- _WRITTEN PROBLEM_
Return the entries below in their exact form, leaving the pictures out.

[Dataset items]
※

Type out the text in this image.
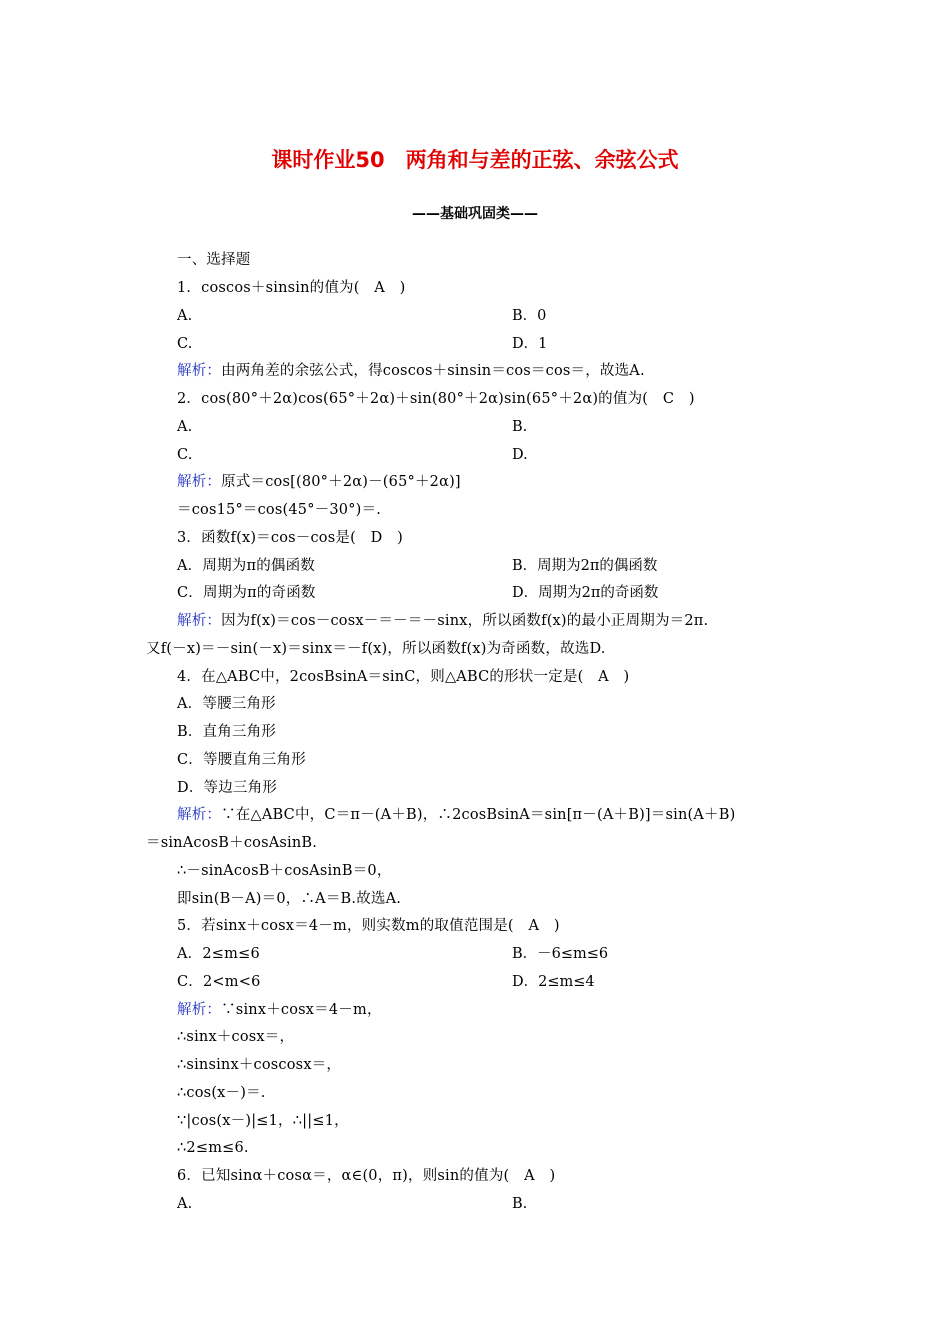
课时作业50　两角和与差的正弦、余弦公式
——基础巩固类——
一、选择题
1．coscos＋sinsin的值为(　A　)
A.	B．0
C.	D．1
解析：由两角差的余弦公式，得coscos＋sinsin＝cos＝cos＝，故选A.
2．cos(80°＋2α)cos(65°＋2α)＋sin(80°＋2α)sin(65°＋2α)的值为(　C　)
A.	B.
C.	D.
解析：原式＝cos[(80°＋2α)－(65°＋2α)]
＝cos15°＝cos(45°－30°)＝.
3．函数f(x)＝cos－cos是(　D　)
A．周期为π的偶函数	B．周期为2π的偶函数
C．周期为π的奇函数	D．周期为2π的奇函数
解析：因为f(x)＝cos－cosx－＝－＝－sinx，所以函数f(x)的最小正周期为＝2π.
又f(－x)＝－sin(－x)＝sinx＝－f(x)，所以函数f(x)为奇函数，故选D.
4．在△ABC中，2cosBsinA＝sinC，则△ABC的形状一定是(　A　)
A．等腰三角形
B．直角三角形
C．等腰直角三角形
D．等边三角形
解析：∵在△ABC中，C＝π－(A＋B)，∴2cosBsinA＝sin[π－(A＋B)]＝sin(A＋B)
＝sinAcosB＋cosAsinB.
∴－sinAcosB＋cosAsinB＝0，
即sin(B－A)＝0，∴A＝B.故选A.
5．若sinx＋cosx＝4－m，则实数m的取值范围是(　A　)
A．2≤m≤6	B．－6≤m≤6
C．2<m<6	D．2≤m≤4
解析：∵sinx＋cosx＝4－m，
∴sinx＋cosx＝，
∴sinsinx＋coscosx＝，
∴cos(x－)＝.
∵|cos(x－)|≤1，∴||≤1，
∴2≤m≤6.
6．已知sinα＋cosα＝，α∈(0，π)，则sin的值为(　A　)
A.	B.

※

- _ANSWER IN FULL_
Type out the text in this image.
课时作业50　两角和与差的正弦、余弦公式
——基础巩固类——
一、选择题
1．coscos＋sinsin的值为(　A　)
A.	B．0
C.	D．1
解析：由两角差的余弦公式，得coscos＋sinsin＝cos＝cos＝，故选A.
2．cos(80°＋2α)cos(65°＋2α)＋sin(80°＋2α)sin(65°＋2α)的值为(　C　)
A.	B.
C.	D.
解析：原式＝cos[(80°＋2α)－(65°＋2α)]
＝cos15°＝cos(45°－30°)＝.
3．函数f(x)＝cos－cos是(　D　)
A．周期为π的偶函数	B．周期为2π的偶函数
C．周期为π的奇函数	D．周期为2π的奇函数
解析：因为f(x)＝cos－cosx－＝－＝－sinx，所以函数f(x)的最小正周期为＝2π.
又f(－x)＝－sin(－x)＝sinx＝－f(x)，所以函数f(x)为奇函数，故选D.
4．在△ABC中，2cosBsinA＝sinC，则△ABC的形状一定是(　A　)
A．等腰三角形
B．直角三角形
C．等腰直角三角形
D．等边三角形
解析：∵在△ABC中，C＝π－(A＋B)，∴2cosBsinA＝sin[π－(A＋B)]＝sin(A＋B)
＝sinAcosB＋cosAsinB.
∴－sinAcosB＋cosAsinB＝0，
即sin(B－A)＝0，∴A＝B.故选A.
5．若sinx＋cosx＝4－m，则实数m的取值范围是(　A　)
A．2≤m≤6	B．－6≤m≤6
C．2<m<6	D．2≤m≤4
解析：∵sinx＋cosx＝4－m，
∴sinx＋cosx＝，
∴sinsinx＋coscosx＝，
∴cos(x－)＝.
∵|cos(x－)|≤1，∴||≤1，
∴2≤m≤6.
6．已知sinα＋cosα＝，α∈(0，π)，则sin的值为(　A　)
A.	B.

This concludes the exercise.